:: Records shown ::
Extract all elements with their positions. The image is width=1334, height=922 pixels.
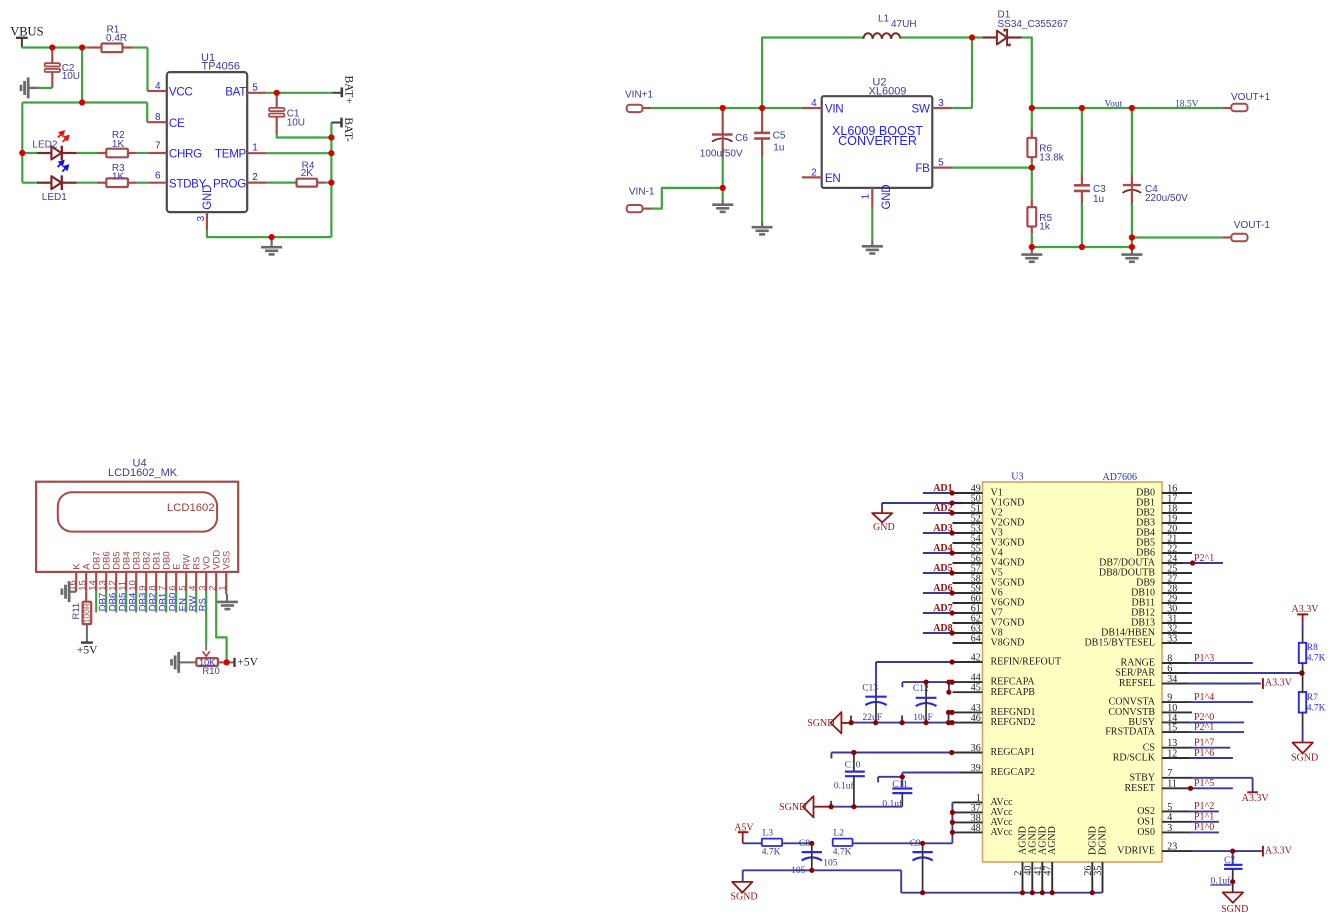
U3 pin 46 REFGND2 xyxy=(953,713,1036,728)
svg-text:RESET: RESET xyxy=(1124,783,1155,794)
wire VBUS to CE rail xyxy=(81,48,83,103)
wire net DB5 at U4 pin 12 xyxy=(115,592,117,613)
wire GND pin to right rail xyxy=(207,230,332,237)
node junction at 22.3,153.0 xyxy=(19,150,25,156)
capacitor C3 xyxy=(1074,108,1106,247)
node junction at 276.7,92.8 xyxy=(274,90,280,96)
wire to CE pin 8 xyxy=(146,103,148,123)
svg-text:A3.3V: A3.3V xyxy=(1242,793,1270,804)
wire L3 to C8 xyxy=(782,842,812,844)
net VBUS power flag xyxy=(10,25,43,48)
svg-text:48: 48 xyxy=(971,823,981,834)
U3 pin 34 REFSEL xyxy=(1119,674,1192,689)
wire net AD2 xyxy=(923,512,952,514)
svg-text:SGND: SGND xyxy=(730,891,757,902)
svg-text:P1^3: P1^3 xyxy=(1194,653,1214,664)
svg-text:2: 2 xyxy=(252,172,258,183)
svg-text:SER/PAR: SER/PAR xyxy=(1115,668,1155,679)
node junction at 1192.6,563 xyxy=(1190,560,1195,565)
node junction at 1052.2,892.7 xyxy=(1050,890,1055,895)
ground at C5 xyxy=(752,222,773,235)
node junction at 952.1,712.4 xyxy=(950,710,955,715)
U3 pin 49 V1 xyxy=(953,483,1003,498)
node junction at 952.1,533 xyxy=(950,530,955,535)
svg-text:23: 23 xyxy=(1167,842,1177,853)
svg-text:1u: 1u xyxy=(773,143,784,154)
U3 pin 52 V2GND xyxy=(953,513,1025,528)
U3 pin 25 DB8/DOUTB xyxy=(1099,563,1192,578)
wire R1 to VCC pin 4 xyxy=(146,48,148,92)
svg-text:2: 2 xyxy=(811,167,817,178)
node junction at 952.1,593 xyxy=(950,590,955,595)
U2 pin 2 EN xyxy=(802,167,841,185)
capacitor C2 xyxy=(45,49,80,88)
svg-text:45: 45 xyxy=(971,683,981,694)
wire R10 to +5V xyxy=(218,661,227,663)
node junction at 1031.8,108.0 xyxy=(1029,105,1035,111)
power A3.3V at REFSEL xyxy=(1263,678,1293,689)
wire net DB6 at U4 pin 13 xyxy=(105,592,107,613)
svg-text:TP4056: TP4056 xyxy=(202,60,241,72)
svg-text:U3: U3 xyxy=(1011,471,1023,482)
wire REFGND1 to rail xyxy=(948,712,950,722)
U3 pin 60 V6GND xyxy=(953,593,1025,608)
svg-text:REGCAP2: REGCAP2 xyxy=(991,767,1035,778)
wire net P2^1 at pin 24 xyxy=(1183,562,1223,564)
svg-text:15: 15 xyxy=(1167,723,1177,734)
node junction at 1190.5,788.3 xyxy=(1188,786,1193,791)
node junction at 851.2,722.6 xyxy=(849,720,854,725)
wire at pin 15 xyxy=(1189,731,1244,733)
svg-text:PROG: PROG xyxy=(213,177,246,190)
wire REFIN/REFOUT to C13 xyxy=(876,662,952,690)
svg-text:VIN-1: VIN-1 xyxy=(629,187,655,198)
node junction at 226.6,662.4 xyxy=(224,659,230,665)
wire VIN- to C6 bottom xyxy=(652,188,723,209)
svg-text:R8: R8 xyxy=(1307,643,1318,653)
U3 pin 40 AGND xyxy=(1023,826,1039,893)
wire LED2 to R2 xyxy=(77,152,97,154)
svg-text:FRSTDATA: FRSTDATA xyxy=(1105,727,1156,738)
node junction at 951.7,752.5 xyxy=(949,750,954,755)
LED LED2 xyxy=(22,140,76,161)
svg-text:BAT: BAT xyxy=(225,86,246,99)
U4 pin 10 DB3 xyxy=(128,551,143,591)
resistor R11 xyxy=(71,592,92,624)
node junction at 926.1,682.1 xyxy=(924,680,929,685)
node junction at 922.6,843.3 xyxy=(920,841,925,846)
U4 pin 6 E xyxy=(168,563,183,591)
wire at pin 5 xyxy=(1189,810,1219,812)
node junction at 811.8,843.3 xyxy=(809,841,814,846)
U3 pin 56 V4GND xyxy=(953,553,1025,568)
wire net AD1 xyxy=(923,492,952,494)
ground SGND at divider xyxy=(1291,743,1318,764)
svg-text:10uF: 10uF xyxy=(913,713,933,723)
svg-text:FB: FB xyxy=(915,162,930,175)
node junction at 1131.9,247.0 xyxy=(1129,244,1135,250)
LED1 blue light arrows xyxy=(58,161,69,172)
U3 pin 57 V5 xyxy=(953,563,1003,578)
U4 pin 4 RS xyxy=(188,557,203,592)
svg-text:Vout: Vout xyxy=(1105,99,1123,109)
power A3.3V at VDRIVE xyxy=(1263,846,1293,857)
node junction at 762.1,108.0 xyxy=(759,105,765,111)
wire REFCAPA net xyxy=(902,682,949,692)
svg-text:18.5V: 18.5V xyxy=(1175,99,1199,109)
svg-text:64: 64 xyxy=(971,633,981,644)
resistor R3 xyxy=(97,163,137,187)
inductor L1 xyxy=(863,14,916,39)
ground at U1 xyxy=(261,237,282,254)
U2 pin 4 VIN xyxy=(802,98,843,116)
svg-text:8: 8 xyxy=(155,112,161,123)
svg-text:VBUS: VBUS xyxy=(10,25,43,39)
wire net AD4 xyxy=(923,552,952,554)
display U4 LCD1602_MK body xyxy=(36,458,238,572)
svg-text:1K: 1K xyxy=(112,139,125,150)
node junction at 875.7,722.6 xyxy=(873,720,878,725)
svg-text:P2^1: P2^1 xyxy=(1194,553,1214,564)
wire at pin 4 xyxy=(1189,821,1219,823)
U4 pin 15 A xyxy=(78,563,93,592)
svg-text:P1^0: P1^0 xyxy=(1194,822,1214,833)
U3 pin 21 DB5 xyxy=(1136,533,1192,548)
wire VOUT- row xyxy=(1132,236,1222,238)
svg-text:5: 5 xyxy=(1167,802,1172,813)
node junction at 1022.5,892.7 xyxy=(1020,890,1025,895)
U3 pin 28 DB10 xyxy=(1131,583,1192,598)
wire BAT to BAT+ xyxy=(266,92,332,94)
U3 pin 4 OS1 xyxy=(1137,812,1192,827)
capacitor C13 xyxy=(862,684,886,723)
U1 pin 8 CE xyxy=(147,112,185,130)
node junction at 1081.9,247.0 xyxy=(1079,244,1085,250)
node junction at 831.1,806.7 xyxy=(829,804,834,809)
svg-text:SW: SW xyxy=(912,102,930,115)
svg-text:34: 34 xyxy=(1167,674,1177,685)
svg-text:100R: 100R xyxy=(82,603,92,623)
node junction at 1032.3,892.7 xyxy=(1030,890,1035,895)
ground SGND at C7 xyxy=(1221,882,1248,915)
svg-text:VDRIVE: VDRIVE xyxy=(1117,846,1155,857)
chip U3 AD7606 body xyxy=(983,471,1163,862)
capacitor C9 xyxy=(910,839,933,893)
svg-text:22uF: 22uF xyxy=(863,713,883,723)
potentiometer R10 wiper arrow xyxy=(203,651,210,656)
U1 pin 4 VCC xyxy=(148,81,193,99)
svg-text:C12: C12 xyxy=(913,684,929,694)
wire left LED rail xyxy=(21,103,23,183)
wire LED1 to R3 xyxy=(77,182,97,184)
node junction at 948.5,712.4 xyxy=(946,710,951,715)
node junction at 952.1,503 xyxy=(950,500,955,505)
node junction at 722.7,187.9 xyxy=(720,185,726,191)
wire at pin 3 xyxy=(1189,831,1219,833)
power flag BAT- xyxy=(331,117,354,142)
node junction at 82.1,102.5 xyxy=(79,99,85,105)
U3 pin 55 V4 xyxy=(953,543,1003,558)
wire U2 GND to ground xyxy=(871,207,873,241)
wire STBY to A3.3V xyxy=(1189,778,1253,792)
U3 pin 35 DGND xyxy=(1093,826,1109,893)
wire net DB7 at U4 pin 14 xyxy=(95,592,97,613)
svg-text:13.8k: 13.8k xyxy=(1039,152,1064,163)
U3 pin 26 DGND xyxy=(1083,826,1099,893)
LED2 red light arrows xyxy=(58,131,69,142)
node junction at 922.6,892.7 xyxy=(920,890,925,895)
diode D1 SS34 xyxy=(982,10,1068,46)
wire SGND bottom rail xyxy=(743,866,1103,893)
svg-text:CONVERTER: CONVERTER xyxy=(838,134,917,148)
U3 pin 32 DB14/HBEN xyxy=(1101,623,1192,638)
:::
Your objective:
Quote the lines from the one containing "U3 pin 46 REFGND2 xyxy=(953,713,1036,728)" through the one containing "node junction at 952.1,712.4", including both of those lines.

Problem solution:
U3 pin 46 REFGND2 xyxy=(953,713,1036,728)
svg-text:RESET: RESET xyxy=(1124,783,1155,794)
wire VBUS to CE rail xyxy=(81,48,83,103)
wire net DB5 at U4 pin 12 xyxy=(115,592,117,613)
wire GND pin to right rail xyxy=(207,230,332,237)
node junction at 22.3,153.0 xyxy=(19,150,25,156)
capacitor C3 xyxy=(1074,108,1106,247)
node junction at 276.7,92.8 xyxy=(274,90,280,96)
wire to CE pin 8 xyxy=(146,103,148,123)
svg-text:A3.3V: A3.3V xyxy=(1242,793,1270,804)
wire L3 to C8 xyxy=(782,842,812,844)
net VBUS power flag xyxy=(10,25,43,48)
svg-text:48: 48 xyxy=(971,823,981,834)
U3 pin 34 REFSEL xyxy=(1119,674,1192,689)
wire net AD2 xyxy=(923,512,952,514)
svg-text:SGND: SGND xyxy=(730,891,757,902)
svg-text:P1^3: P1^3 xyxy=(1194,653,1214,664)
svg-text:2: 2 xyxy=(252,172,258,183)
svg-text:SER/PAR: SER/PAR xyxy=(1115,668,1155,679)
node junction at 1192.6,563 xyxy=(1190,560,1195,565)
node junction at 1052.2,892.7 xyxy=(1050,890,1055,895)
ground at C5 xyxy=(752,222,773,235)
node junction at 952.1,712.4 xyxy=(950,710,955,715)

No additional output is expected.